> [OBJECTIVE] Retype each record shown below, leaving every character as it is.

> [DATASET EXCERPTS]
- - -
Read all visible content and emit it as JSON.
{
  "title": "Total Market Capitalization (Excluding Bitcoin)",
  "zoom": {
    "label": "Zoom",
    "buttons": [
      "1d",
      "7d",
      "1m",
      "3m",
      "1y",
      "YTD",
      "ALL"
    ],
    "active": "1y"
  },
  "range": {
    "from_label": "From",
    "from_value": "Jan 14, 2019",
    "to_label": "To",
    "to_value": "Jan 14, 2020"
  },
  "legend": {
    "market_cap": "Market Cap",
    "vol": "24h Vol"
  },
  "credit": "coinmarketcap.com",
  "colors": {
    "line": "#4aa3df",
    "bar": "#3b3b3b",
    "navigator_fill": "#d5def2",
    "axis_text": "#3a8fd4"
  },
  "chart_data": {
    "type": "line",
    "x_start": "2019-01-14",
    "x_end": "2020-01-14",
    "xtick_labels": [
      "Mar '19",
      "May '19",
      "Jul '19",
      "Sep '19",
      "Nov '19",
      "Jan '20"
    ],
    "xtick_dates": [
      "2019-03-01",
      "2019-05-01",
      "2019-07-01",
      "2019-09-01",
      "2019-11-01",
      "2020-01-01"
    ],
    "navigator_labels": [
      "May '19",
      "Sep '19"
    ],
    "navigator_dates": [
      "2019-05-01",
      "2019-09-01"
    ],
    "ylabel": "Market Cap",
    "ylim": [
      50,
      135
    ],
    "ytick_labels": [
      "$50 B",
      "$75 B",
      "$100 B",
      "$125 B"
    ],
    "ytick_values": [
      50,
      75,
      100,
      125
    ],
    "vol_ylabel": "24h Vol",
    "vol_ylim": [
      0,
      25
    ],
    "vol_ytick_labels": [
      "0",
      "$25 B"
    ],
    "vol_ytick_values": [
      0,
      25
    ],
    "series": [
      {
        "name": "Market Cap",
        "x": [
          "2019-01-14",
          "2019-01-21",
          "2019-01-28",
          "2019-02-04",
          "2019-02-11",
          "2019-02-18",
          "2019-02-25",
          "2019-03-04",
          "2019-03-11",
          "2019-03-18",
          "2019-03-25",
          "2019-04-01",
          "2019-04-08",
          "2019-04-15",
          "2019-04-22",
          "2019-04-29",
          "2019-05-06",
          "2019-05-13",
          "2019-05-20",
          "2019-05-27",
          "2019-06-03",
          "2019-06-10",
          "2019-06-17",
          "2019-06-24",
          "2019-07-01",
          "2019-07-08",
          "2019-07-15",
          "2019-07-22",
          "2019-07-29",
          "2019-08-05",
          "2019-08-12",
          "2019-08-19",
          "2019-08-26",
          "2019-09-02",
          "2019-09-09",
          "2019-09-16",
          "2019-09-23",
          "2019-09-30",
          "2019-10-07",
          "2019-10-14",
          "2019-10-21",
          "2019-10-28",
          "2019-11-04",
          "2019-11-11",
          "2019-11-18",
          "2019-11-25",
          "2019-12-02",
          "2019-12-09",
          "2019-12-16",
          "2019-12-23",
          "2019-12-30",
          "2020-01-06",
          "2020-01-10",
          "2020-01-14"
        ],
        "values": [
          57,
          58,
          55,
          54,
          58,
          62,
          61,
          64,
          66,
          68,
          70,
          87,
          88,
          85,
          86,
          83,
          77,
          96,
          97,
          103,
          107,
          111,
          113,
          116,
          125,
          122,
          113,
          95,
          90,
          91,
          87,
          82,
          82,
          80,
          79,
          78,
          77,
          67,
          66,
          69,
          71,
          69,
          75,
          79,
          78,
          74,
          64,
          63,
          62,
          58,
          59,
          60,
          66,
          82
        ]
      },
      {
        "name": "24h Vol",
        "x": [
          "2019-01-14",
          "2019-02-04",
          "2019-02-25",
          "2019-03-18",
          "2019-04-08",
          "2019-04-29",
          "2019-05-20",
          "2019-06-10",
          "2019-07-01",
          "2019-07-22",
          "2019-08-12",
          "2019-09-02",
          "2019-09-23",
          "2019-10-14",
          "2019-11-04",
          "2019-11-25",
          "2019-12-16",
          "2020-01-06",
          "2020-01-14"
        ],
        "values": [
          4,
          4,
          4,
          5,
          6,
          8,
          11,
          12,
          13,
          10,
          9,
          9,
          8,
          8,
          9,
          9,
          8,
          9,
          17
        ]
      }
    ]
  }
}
- - -
> [THE REPLY]
Read all visible content and emit it as JSON.
{
  "title": "Total Market Capitalization (Excluding Bitcoin)",
  "zoom": {
    "label": "Zoom",
    "buttons": [
      "1d",
      "7d",
      "1m",
      "3m",
      "1y",
      "YTD",
      "ALL"
    ],
    "active": "1y"
  },
  "range": {
    "from_label": "From",
    "from_value": "Jan 14, 2019",
    "to_label": "To",
    "to_value": "Jan 14, 2020"
  },
  "legend": {
    "market_cap": "Market Cap",
    "vol": "24h Vol"
  },
  "credit": "coinmarketcap.com",
  "colors": {
    "line": "#4aa3df",
    "bar": "#3b3b3b",
    "navigator_fill": "#d5def2",
    "axis_text": "#3a8fd4"
  },
  "chart_data": {
    "type": "line",
    "x_start": "2019-01-14",
    "x_end": "2020-01-14",
    "xtick_labels": [
      "Mar '19",
      "May '19",
      "Jul '19",
      "Sep '19",
      "Nov '19",
      "Jan '20"
    ],
    "xtick_dates": [
      "2019-03-01",
      "2019-05-01",
      "2019-07-01",
      "2019-09-01",
      "2019-11-01",
      "2020-01-01"
    ],
    "navigator_labels": [
      "May '19",
      "Sep '19"
    ],
    "navigator_dates": [
      "2019-05-01",
      "2019-09-01"
    ],
    "ylabel": "Market Cap",
    "ylim": [
      50,
      135
    ],
    "ytick_labels": [
      "$50 B",
      "$75 B",
      "$100 B",
      "$125 B"
    ],
    "ytick_values": [
      50,
      75,
      100,
      125
    ],
    "vol_ylabel": "24h Vol",
    "vol_ylim": [
      0,
      25
    ],
    "vol_ytick_labels": [
      "0",
      "$25 B"
    ],
    "vol_ytick_values": [
      0,
      25
    ],
    "series": [
      {
        "name": "Market Cap",
        "x": [
          "2019-01-14",
          "2019-01-21",
          "2019-01-28",
          "2019-02-04",
          "2019-02-11",
          "2019-02-18",
          "2019-02-25",
          "2019-03-04",
          "2019-03-11",
          "2019-03-18",
          "2019-03-25",
          "2019-04-01",
          "2019-04-08",
          "2019-04-15",
          "2019-04-22",
          "2019-04-29",
          "2019-05-06",
          "2019-05-13",
          "2019-05-20",
          "2019-05-27",
          "2019-06-03",
          "2019-06-10",
          "2019-06-17",
          "2019-06-24",
          "2019-07-01",
          "2019-07-08",
          "2019-07-15",
          "2019-07-22",
          "2019-07-29",
          "2019-08-05",
          "2019-08-12",
          "2019-08-19",
          "2019-08-26",
          "2019-09-02",
          "2019-09-09",
          "2019-09-16",
          "2019-09-23",
          "2019-09-30",
          "2019-10-07",
          "2019-10-14",
          "2019-10-21",
          "2019-10-28",
          "2019-11-04",
          "2019-11-11",
          "2019-11-18",
          "2019-11-25",
          "2019-12-02",
          "2019-12-09",
          "2019-12-16",
          "2019-12-23",
          "2019-12-30",
          "2020-01-06",
          "2020-01-10",
          "2020-01-14"
        ],
        "values": [
          57,
          58,
          55,
          54,
          58,
          62,
          61,
          64,
          66,
          68,
          70,
          87,
          88,
          85,
          86,
          83,
          77,
          96,
          97,
          103,
          107,
          111,
          113,
          116,
          125,
          122,
          113,
          95,
          90,
          91,
          87,
          82,
          82,
          80,
          79,
          78,
          77,
          67,
          66,
          69,
          71,
          69,
          75,
          79,
          78,
          74,
          64,
          63,
          62,
          58,
          59,
          60,
          66,
          82
        ]
      },
      {
        "name": "24h Vol",
        "x": [
          "2019-01-14",
          "2019-02-04",
          "2019-02-25",
          "2019-03-18",
          "2019-04-08",
          "2019-04-29",
          "2019-05-20",
          "2019-06-10",
          "2019-07-01",
          "2019-07-22",
          "2019-08-12",
          "2019-09-02",
          "2019-09-23",
          "2019-10-14",
          "2019-11-04",
          "2019-11-25",
          "2019-12-16",
          "2020-01-06",
          "2020-01-14"
        ],
        "values": [
          4,
          4,
          4,
          5,
          6,
          8,
          11,
          12,
          13,
          10,
          9,
          9,
          8,
          8,
          9,
          9,
          8,
          9,
          17
        ]
      }
    ]
  }
}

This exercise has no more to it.